* WRITTEN EXERCISE *
How many lines in the entries below include the string "JSON"? Answer with the number only.
--- BEGIN INFORMATION SUPPLIED ---
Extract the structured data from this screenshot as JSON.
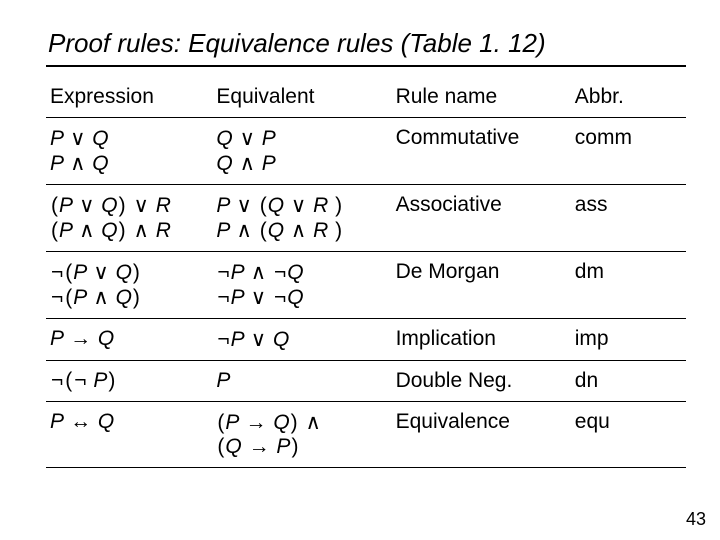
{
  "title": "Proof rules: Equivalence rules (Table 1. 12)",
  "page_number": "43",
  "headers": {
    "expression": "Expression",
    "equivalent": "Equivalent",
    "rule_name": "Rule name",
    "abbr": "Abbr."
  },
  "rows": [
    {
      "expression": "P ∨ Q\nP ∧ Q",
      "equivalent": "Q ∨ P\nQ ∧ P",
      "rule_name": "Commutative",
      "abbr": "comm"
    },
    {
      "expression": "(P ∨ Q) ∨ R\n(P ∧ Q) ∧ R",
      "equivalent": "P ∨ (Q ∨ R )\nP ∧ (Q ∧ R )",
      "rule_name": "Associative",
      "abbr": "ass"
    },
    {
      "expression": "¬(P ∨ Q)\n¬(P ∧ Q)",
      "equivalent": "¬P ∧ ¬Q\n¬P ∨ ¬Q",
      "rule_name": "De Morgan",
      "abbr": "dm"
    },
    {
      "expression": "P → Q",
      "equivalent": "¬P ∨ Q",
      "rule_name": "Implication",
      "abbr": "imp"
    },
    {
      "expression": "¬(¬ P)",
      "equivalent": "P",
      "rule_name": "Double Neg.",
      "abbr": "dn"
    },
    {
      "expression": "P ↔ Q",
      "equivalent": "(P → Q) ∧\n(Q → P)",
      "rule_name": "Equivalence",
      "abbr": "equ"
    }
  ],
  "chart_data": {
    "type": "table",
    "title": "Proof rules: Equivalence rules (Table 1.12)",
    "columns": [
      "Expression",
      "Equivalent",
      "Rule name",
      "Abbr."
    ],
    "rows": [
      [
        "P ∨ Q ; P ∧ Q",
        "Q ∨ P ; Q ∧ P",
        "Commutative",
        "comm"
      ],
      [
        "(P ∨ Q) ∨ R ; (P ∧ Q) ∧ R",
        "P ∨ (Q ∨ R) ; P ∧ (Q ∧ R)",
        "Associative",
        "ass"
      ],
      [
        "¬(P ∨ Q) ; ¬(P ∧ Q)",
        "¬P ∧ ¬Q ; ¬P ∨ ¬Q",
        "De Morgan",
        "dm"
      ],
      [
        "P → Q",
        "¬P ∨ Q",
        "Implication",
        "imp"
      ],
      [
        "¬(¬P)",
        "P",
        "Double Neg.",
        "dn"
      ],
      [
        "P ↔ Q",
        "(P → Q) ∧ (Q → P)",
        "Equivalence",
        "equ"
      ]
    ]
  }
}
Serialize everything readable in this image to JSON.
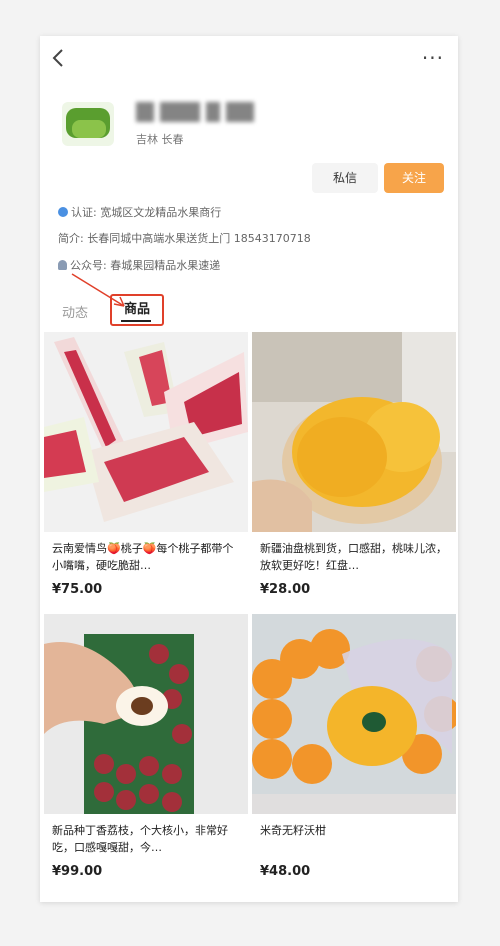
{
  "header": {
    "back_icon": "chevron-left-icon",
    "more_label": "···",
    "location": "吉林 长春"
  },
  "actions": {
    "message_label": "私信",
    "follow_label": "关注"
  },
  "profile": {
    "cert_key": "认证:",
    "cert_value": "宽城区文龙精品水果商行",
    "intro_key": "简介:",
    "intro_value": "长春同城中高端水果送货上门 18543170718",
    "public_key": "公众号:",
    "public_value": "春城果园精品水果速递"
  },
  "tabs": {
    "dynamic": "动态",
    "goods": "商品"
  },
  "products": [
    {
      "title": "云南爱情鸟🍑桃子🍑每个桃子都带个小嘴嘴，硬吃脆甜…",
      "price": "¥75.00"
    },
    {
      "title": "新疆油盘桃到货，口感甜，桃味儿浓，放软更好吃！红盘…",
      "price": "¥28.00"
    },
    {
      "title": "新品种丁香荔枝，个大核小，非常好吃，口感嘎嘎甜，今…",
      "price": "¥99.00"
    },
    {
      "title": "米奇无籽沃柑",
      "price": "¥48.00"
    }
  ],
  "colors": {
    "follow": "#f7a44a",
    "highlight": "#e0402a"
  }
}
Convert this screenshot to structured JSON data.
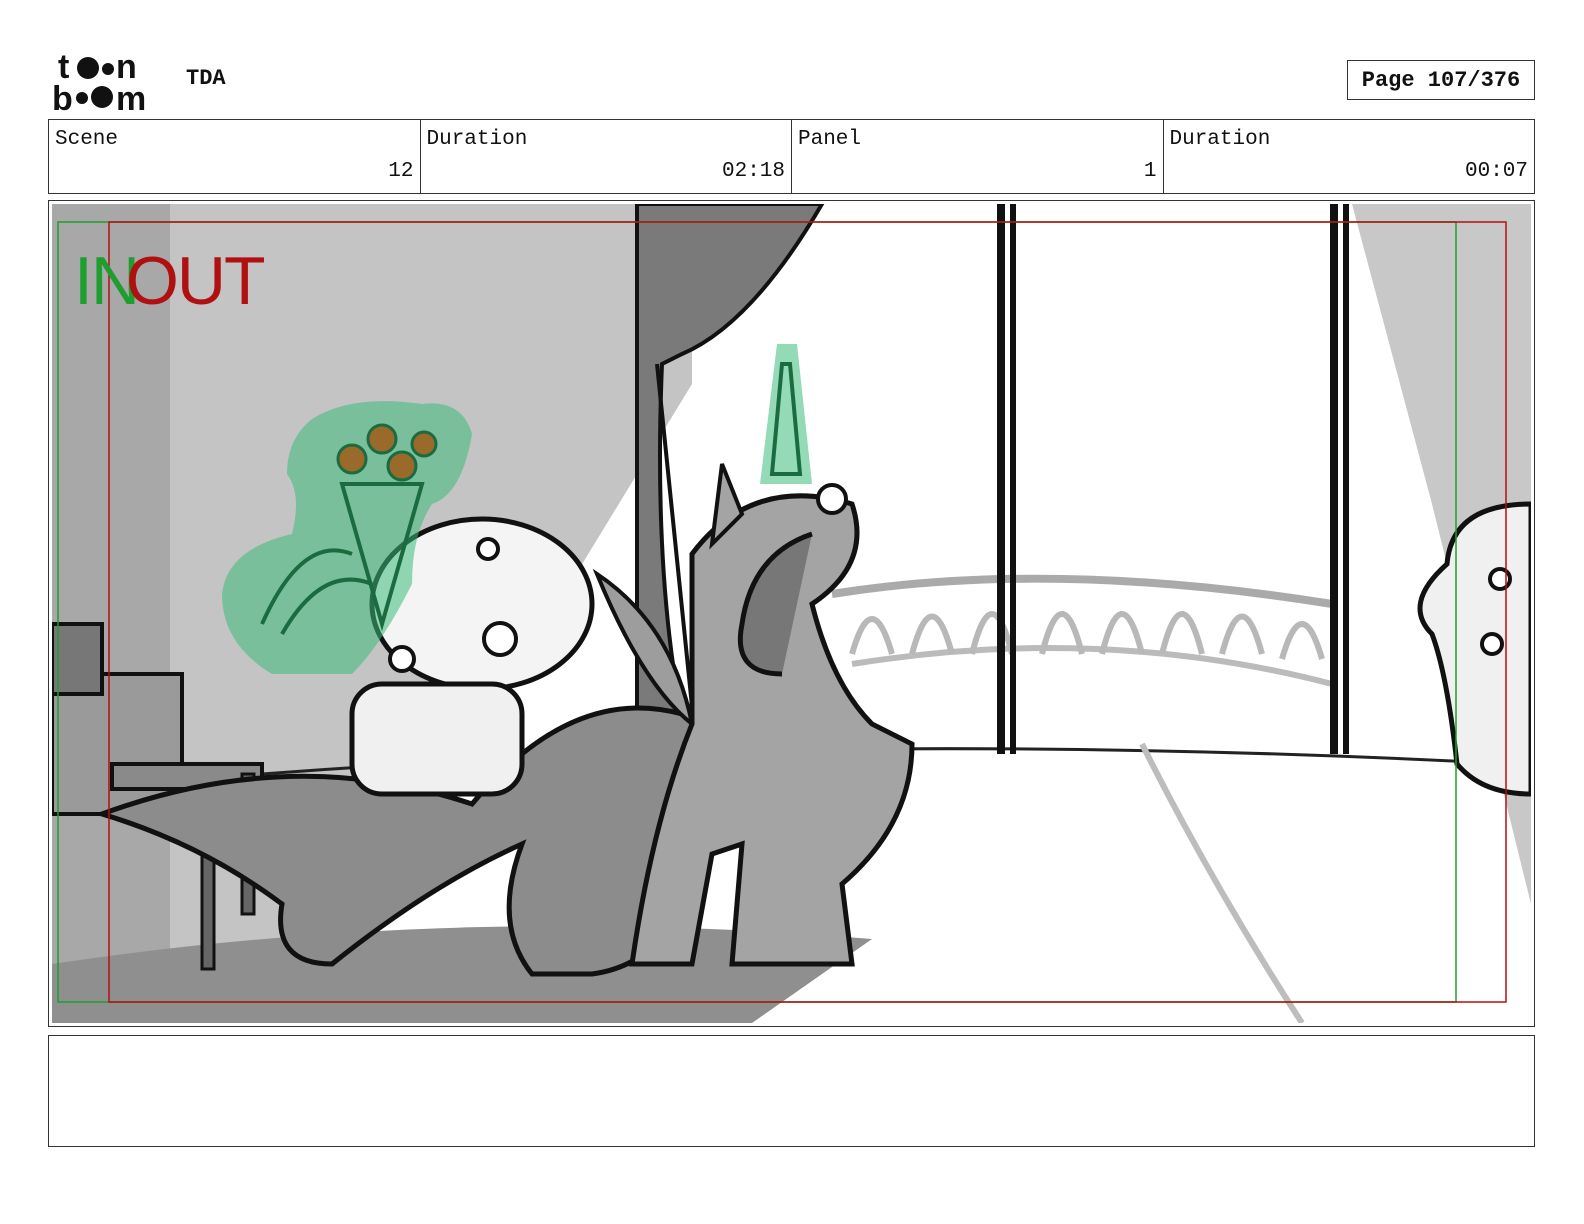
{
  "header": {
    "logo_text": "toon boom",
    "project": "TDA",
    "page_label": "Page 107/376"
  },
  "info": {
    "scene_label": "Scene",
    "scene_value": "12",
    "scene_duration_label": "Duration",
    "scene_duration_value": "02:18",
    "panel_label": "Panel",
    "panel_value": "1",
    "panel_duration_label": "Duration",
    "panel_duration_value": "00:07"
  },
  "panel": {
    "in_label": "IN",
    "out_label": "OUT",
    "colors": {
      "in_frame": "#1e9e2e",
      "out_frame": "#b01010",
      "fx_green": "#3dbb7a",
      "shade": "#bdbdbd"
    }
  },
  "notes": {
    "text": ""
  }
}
--- END INFORMATION SUPPLIED ---
--- BEGIN INFORMATION SUPPLIED ---
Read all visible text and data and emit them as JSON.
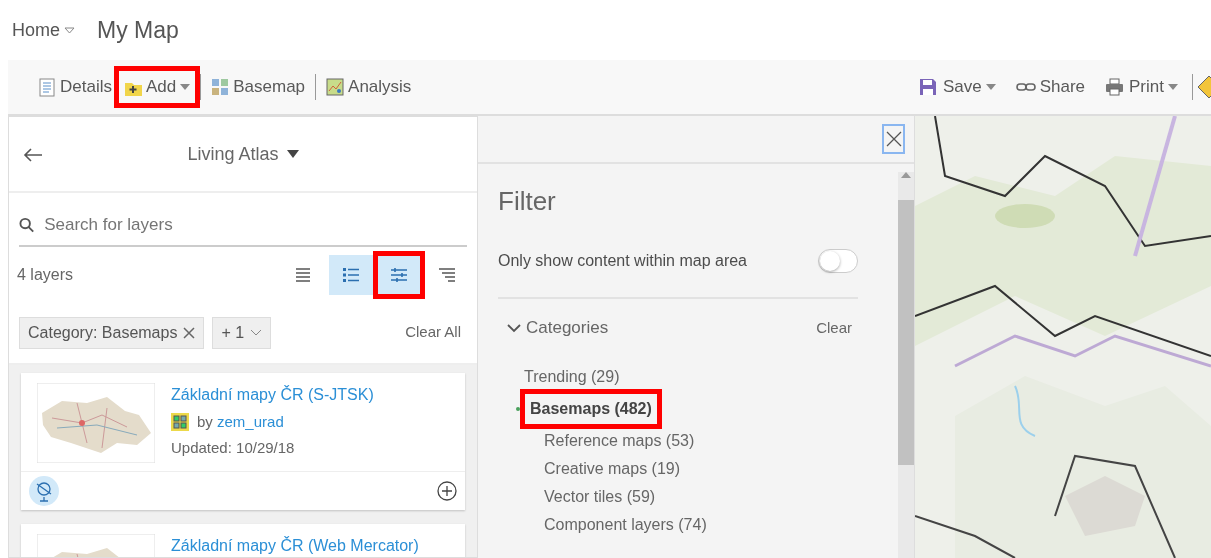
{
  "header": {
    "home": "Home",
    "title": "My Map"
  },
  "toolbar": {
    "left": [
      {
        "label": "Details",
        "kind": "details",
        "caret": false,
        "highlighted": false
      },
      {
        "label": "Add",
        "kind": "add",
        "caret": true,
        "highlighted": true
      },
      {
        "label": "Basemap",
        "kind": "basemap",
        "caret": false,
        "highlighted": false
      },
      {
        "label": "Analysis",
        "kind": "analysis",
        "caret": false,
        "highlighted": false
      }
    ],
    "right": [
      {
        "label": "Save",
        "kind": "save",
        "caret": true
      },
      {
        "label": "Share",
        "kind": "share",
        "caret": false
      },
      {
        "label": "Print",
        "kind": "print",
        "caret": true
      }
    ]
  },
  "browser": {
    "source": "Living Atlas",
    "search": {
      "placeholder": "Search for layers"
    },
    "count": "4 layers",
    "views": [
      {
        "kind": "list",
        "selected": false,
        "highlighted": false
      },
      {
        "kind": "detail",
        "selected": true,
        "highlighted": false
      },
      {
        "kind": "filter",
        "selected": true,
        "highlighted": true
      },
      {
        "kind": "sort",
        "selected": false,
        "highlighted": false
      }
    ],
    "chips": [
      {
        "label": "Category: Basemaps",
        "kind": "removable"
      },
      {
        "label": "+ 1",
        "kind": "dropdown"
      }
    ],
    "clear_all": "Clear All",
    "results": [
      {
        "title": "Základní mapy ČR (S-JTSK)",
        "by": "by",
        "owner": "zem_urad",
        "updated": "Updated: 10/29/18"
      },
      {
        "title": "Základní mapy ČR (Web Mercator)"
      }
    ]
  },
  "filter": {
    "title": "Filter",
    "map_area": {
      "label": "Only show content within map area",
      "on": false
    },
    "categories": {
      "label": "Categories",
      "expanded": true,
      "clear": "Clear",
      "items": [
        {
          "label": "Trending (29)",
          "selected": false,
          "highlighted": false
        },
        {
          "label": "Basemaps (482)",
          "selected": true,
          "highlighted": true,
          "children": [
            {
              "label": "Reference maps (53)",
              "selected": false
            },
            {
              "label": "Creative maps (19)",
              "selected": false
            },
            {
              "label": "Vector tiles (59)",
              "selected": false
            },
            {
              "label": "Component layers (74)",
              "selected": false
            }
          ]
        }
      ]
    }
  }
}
--- END INFORMATION SUPPLIED ---
* EXPECTED OUTPUT *
4